▸ **WORK TO BE COMPLETED**:
Copy the full set of lines exactly as given.

--- start MATERIAL PROVIDED ---

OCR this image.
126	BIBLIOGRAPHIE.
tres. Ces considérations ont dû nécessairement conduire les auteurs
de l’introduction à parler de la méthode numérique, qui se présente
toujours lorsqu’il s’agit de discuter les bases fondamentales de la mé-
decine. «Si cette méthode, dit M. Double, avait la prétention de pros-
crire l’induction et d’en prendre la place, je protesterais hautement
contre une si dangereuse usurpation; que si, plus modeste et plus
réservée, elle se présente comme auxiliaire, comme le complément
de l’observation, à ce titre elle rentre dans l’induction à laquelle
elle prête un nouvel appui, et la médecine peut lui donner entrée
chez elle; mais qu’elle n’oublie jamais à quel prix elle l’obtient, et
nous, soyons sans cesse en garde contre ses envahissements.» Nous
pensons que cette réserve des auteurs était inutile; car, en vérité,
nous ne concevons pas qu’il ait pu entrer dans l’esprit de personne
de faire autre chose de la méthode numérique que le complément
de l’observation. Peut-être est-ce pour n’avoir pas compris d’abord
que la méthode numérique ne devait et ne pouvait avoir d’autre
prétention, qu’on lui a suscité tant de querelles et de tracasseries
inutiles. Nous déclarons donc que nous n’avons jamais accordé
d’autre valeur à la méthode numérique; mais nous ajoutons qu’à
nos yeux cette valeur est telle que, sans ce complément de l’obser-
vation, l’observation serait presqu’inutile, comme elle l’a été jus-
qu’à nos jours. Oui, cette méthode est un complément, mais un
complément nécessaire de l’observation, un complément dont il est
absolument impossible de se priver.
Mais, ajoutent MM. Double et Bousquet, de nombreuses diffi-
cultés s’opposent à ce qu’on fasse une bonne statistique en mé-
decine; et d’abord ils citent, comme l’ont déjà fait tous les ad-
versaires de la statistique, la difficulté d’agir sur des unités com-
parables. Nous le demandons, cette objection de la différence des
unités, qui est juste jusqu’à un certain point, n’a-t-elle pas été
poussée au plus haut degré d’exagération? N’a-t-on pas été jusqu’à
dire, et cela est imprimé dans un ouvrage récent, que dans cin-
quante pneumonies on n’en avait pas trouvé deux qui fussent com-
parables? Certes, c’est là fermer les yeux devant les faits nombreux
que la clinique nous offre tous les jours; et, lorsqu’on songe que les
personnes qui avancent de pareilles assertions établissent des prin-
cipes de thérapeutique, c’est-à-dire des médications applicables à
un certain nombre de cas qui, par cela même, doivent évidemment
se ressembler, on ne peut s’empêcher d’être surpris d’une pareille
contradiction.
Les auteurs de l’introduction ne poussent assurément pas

--- end MATERIAL PROVIDED ---

▸ **REPLY**:
OCR this image.
126	BIBLIOGRAPHIE.
tres. Ces considérations ont dû nécessairement conduire les auteurs
de l’introduction à parler de la méthode numérique, qui se présente
toujours lorsqu’il s’agit de discuter les bases fondamentales de la mé-
decine. «Si cette méthode, dit M. Double, avait la prétention de pros-
crire l’induction et d’en prendre la place, je protesterais hautement
contre une si dangereuse usurpation; que si, plus modeste et plus
réservée, elle se présente comme auxiliaire, comme le complément
de l’observation, à ce titre elle rentre dans l’induction à laquelle
elle prête un nouvel appui, et la médecine peut lui donner entrée
chez elle; mais qu’elle n’oublie jamais à quel prix elle l’obtient, et
nous, soyons sans cesse en garde contre ses envahissements.» Nous
pensons que cette réserve des auteurs était inutile; car, en vérité,
nous ne concevons pas qu’il ait pu entrer dans l’esprit de personne
de faire autre chose de la méthode numérique que le complément
de l’observation. Peut-être est-ce pour n’avoir pas compris d’abord
que la méthode numérique ne devait et ne pouvait avoir d’autre
prétention, qu’on lui a suscité tant de querelles et de tracasseries
inutiles. Nous déclarons donc que nous n’avons jamais accordé
d’autre valeur à la méthode numérique; mais nous ajoutons qu’à
nos yeux cette valeur est telle que, sans ce complément de l’obser-
vation, l’observation serait presqu’inutile, comme elle l’a été jus-
qu’à nos jours. Oui, cette méthode est un complément, mais un
complément nécessaire de l’observation, un complément dont il est
absolument impossible de se priver.
Mais, ajoutent MM. Double et Bousquet, de nombreuses diffi-
cultés s’opposent à ce qu’on fasse une bonne statistique en mé-
decine; et d’abord ils citent, comme l’ont déjà fait tous les ad-
versaires de la statistique, la difficulté d’agir sur des unités com-
parables. Nous le demandons, cette objection de la différence des
unités, qui est juste jusqu’à un certain point, n’a-t-elle pas été
poussée au plus haut degré d’exagération? N’a-t-on pas été jusqu’à
dire, et cela est imprimé dans un ouvrage récent, que dans cin-
quante pneumonies on n’en avait pas trouvé deux qui fussent com-
parables? Certes, c’est là fermer les yeux devant les faits nombreux
que la clinique nous offre tous les jours; et, lorsqu’on songe que les
personnes qui avancent de pareilles assertions établissent des prin-
cipes de thérapeutique, c’est-à-dire des médications applicables à
un certain nombre de cas qui, par cela même, doivent évidemment
se ressembler, on ne peut s’empêcher d’être surpris d’une pareille
contradiction.
Les auteurs de l’introduction ne poussent assurément pas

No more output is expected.